====== ENTRIES SUPPLIED ======

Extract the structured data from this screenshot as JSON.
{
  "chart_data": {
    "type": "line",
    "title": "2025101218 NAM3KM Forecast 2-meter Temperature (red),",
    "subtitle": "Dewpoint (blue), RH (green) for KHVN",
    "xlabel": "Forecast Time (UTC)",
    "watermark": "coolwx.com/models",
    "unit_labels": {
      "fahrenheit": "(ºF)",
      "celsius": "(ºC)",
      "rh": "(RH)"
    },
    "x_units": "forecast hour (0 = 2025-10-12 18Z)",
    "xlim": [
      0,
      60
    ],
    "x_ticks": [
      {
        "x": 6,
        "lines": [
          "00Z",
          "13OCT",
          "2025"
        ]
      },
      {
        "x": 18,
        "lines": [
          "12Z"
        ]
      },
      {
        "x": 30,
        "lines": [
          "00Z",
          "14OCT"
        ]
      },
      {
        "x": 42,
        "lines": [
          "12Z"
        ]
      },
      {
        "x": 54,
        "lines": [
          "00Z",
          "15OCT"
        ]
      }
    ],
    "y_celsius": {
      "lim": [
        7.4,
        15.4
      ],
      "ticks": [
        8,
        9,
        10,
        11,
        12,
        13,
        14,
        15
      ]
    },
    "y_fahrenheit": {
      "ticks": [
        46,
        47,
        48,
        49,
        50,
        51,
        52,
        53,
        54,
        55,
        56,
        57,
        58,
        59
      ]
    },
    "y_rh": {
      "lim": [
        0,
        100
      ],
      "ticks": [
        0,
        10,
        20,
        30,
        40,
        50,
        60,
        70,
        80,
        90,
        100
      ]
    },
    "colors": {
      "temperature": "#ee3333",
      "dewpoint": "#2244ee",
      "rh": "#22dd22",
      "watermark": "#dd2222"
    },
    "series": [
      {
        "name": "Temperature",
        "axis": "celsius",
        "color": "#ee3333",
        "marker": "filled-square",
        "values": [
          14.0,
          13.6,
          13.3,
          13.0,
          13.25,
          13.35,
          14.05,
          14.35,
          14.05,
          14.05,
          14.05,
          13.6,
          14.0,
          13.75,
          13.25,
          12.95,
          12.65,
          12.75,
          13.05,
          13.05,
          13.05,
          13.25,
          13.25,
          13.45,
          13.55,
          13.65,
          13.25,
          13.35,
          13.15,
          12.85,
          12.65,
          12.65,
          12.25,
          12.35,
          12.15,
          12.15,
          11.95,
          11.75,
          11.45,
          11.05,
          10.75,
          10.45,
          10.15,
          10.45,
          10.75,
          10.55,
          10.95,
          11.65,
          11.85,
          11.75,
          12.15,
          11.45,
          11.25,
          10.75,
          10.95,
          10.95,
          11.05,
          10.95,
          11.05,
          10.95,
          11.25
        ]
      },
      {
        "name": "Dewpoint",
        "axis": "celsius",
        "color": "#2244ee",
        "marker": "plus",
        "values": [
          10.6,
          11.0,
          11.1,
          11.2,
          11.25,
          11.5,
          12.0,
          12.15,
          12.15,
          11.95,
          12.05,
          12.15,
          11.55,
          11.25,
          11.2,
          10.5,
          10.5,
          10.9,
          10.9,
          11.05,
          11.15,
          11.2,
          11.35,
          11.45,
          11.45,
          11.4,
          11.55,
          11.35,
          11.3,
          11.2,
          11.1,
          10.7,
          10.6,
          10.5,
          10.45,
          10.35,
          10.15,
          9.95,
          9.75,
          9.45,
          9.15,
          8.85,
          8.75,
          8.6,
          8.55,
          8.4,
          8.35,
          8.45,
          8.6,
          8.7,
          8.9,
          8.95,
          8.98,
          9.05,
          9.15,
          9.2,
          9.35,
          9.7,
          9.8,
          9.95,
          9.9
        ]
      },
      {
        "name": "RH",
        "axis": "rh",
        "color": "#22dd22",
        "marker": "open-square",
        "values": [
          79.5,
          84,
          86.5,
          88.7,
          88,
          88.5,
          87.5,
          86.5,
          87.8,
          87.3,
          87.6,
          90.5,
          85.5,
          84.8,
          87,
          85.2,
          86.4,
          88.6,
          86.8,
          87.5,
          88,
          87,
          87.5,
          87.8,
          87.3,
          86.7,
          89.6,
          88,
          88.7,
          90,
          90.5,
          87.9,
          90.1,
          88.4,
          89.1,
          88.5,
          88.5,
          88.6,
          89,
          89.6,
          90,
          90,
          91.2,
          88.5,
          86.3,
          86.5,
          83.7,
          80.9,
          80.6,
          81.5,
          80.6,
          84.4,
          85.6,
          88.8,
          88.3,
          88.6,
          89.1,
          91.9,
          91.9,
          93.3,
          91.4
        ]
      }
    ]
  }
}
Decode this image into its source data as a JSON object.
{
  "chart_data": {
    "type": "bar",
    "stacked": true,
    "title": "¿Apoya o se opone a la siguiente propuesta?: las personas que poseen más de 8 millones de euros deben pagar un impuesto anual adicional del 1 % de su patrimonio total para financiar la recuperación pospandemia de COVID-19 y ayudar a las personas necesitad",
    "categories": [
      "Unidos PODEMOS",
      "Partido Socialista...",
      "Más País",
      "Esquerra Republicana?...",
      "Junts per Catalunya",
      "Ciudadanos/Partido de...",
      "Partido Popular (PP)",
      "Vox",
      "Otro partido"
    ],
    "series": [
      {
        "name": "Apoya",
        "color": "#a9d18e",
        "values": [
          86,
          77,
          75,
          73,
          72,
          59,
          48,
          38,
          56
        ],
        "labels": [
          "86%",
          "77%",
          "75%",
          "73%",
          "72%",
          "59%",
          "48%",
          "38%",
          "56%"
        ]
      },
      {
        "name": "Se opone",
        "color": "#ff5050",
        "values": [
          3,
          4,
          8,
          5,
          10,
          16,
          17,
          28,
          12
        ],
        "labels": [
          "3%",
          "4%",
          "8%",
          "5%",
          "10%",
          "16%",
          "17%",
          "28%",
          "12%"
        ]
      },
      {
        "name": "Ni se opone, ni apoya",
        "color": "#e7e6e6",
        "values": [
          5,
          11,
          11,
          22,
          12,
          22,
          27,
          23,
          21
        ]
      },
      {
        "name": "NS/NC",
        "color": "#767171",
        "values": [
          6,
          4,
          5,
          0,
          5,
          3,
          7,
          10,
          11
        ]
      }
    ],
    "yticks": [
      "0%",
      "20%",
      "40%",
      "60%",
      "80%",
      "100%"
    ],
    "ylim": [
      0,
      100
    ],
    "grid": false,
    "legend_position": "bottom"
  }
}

======

— TASK TO COMPLETE —
Copy each line of the listing in which the word "watermark" can be found.

— ANSWER TO THE PROBLEM —
    "watermark": "coolwx.com/models",
      "watermark": "#dd2222"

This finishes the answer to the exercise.